- _WRITTEN PROBLEM_:
Find the lines containing the word "tahini" and copy every one of them.
── DATA LISTING ──
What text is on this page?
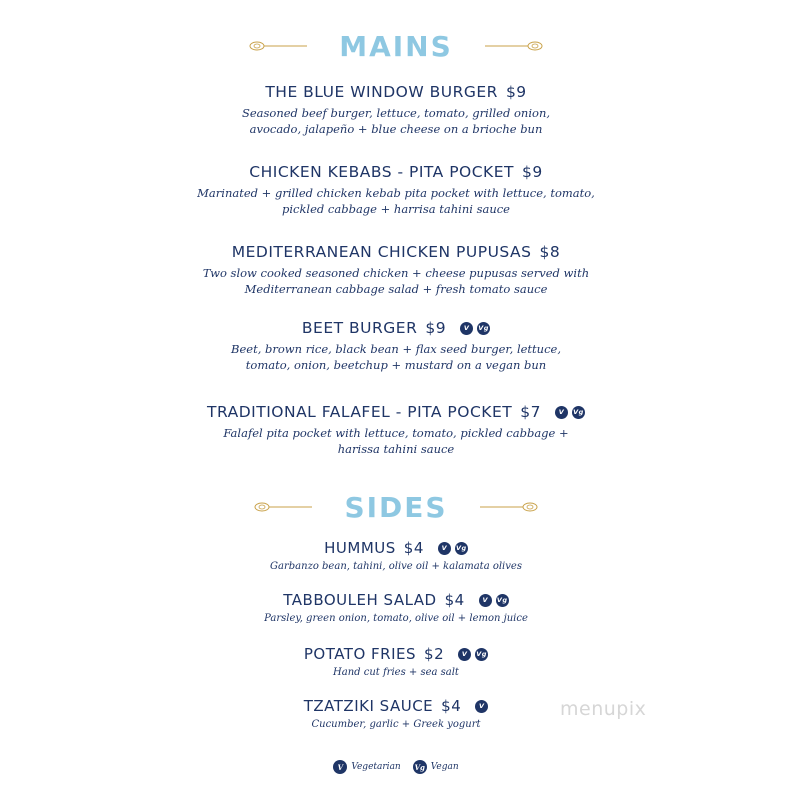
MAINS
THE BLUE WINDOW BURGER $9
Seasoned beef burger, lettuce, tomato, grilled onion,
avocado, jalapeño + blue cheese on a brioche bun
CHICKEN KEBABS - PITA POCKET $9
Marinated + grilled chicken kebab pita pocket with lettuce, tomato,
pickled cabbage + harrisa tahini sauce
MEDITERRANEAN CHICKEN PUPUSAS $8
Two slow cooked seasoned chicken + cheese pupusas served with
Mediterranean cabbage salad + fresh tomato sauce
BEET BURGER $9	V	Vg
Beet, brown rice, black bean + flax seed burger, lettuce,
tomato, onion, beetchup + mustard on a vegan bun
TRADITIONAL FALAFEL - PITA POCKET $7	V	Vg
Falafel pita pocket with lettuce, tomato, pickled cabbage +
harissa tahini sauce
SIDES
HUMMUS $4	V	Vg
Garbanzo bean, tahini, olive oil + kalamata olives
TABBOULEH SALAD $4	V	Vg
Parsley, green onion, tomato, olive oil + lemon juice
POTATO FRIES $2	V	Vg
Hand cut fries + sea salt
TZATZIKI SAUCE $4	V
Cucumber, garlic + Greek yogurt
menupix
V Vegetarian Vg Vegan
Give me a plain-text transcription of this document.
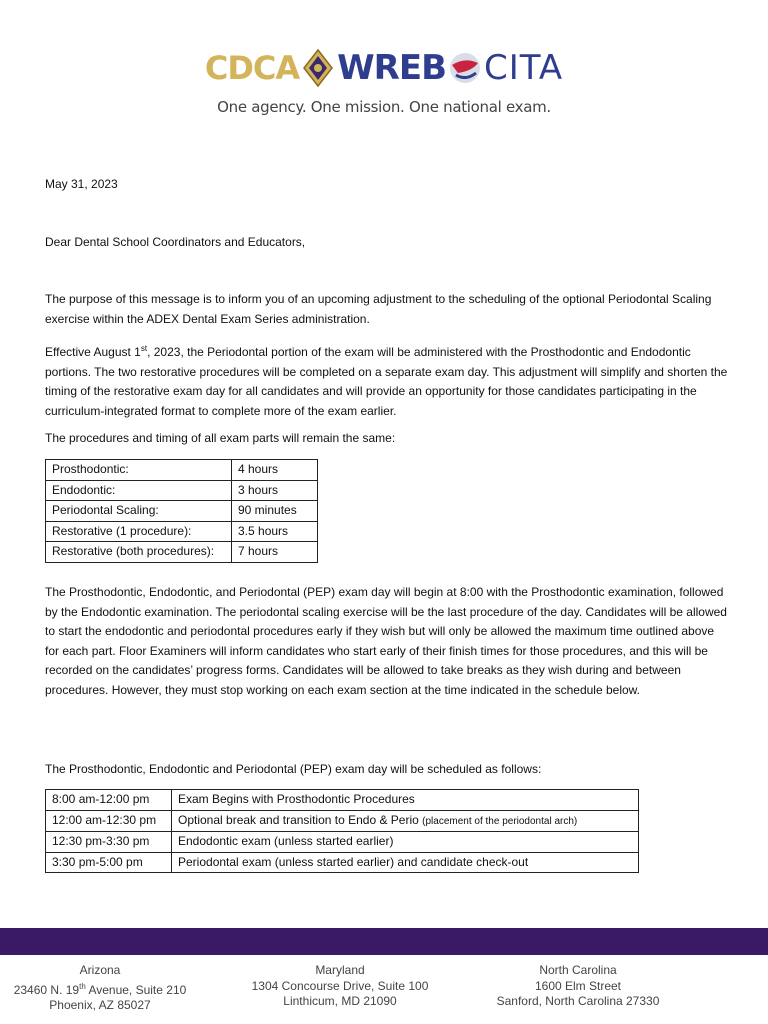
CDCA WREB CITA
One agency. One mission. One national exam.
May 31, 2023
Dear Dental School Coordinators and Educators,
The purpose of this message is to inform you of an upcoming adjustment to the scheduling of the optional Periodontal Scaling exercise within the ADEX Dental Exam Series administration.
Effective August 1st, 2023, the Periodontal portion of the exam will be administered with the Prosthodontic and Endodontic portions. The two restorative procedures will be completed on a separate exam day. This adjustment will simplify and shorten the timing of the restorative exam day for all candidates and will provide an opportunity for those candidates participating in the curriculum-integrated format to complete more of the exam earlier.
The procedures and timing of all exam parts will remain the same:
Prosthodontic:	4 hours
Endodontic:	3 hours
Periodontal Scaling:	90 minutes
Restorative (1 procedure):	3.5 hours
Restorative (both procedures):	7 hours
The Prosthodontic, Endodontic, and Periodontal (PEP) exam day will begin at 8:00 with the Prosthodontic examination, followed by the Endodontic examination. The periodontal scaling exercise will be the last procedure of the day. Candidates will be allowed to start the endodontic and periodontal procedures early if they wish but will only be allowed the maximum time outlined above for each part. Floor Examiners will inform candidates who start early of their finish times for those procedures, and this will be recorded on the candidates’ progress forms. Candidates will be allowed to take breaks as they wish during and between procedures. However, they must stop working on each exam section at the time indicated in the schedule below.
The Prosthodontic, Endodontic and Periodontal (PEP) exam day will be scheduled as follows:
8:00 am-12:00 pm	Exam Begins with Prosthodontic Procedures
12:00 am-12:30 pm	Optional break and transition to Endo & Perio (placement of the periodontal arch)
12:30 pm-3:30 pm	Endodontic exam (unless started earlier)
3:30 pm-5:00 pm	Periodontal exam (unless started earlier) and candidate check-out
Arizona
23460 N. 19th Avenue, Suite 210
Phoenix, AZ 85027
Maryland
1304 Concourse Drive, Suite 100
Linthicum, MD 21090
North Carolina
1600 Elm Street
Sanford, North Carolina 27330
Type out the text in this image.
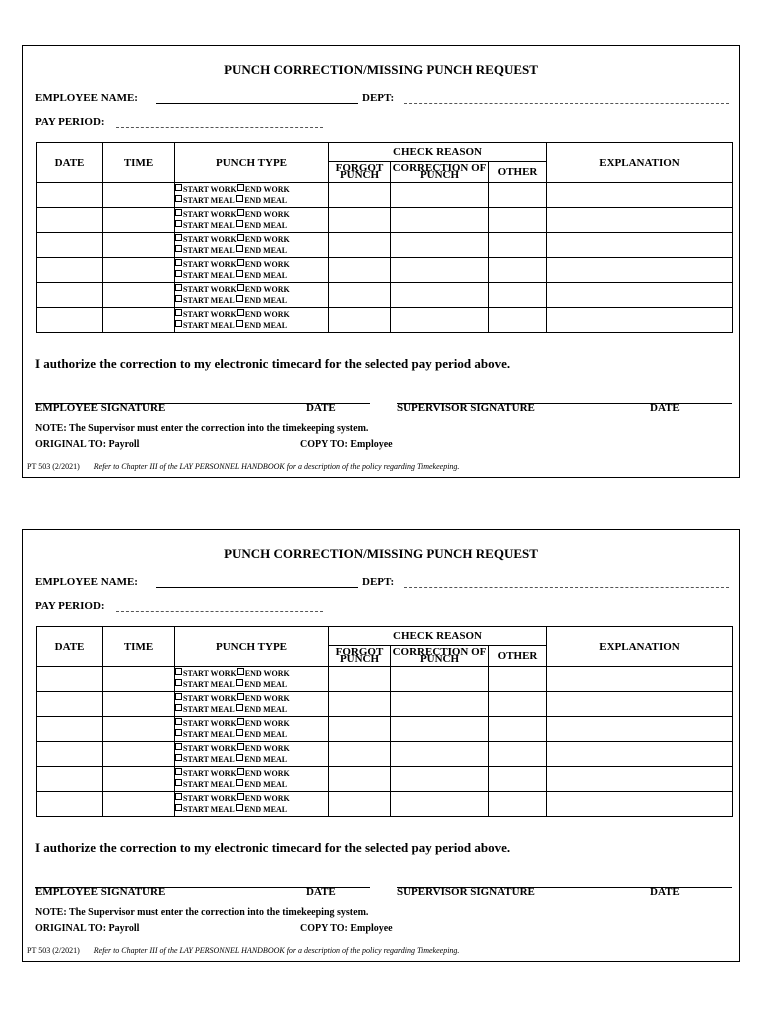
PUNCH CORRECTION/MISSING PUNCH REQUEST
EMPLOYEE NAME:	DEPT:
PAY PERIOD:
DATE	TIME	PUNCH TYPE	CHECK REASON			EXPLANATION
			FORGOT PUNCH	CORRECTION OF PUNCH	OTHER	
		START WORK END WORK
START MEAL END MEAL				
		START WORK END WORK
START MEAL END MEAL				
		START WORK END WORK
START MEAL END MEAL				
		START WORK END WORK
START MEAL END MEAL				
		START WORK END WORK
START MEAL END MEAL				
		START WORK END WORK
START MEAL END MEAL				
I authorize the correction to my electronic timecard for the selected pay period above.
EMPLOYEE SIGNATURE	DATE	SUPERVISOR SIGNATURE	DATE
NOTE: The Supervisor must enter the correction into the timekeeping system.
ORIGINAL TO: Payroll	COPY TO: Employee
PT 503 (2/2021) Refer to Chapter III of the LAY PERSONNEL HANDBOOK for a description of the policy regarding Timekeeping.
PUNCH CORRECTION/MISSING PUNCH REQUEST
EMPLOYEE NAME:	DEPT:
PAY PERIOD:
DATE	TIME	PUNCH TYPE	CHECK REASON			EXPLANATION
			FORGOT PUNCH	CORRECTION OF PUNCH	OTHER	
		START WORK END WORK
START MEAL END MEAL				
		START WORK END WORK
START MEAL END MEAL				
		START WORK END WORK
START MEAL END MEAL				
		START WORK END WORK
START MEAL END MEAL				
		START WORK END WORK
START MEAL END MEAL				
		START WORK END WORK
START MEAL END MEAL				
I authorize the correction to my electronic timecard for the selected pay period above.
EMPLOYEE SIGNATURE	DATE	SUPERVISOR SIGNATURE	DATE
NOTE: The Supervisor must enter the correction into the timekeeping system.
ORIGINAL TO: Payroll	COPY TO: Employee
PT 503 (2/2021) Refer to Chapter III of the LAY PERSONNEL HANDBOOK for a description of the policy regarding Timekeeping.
───
── DATA LISTING ──
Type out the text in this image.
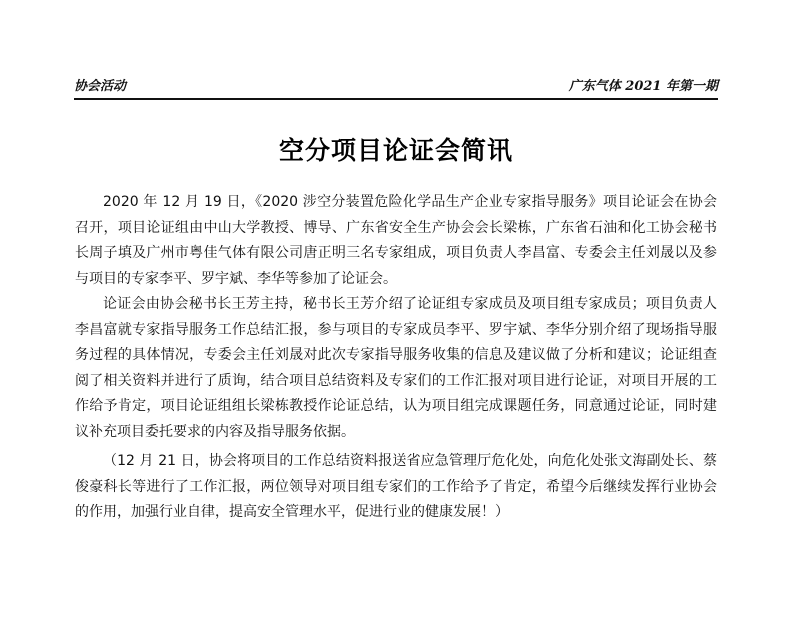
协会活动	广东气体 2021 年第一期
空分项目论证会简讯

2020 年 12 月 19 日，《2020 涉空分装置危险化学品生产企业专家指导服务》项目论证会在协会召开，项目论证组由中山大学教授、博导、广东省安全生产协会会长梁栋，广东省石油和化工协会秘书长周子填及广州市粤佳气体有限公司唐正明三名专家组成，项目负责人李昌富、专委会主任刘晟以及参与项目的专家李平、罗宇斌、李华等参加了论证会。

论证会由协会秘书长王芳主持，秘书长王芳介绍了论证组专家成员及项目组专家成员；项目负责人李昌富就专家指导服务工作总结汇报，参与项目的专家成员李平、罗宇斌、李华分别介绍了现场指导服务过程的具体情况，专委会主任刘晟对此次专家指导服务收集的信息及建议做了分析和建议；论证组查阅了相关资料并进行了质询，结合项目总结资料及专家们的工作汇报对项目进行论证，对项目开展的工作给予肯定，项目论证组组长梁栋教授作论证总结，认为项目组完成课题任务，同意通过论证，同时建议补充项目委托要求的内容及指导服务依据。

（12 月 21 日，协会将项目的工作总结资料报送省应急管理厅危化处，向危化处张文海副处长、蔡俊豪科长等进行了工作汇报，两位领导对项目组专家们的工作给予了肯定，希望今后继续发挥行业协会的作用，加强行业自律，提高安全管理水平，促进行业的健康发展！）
───
- _FULL ANSWER_:
pickled cabbage + harrisa tahini sauce
harissa tahini sauce
Garbanzo bean, tahini, olive oil + kalamata olives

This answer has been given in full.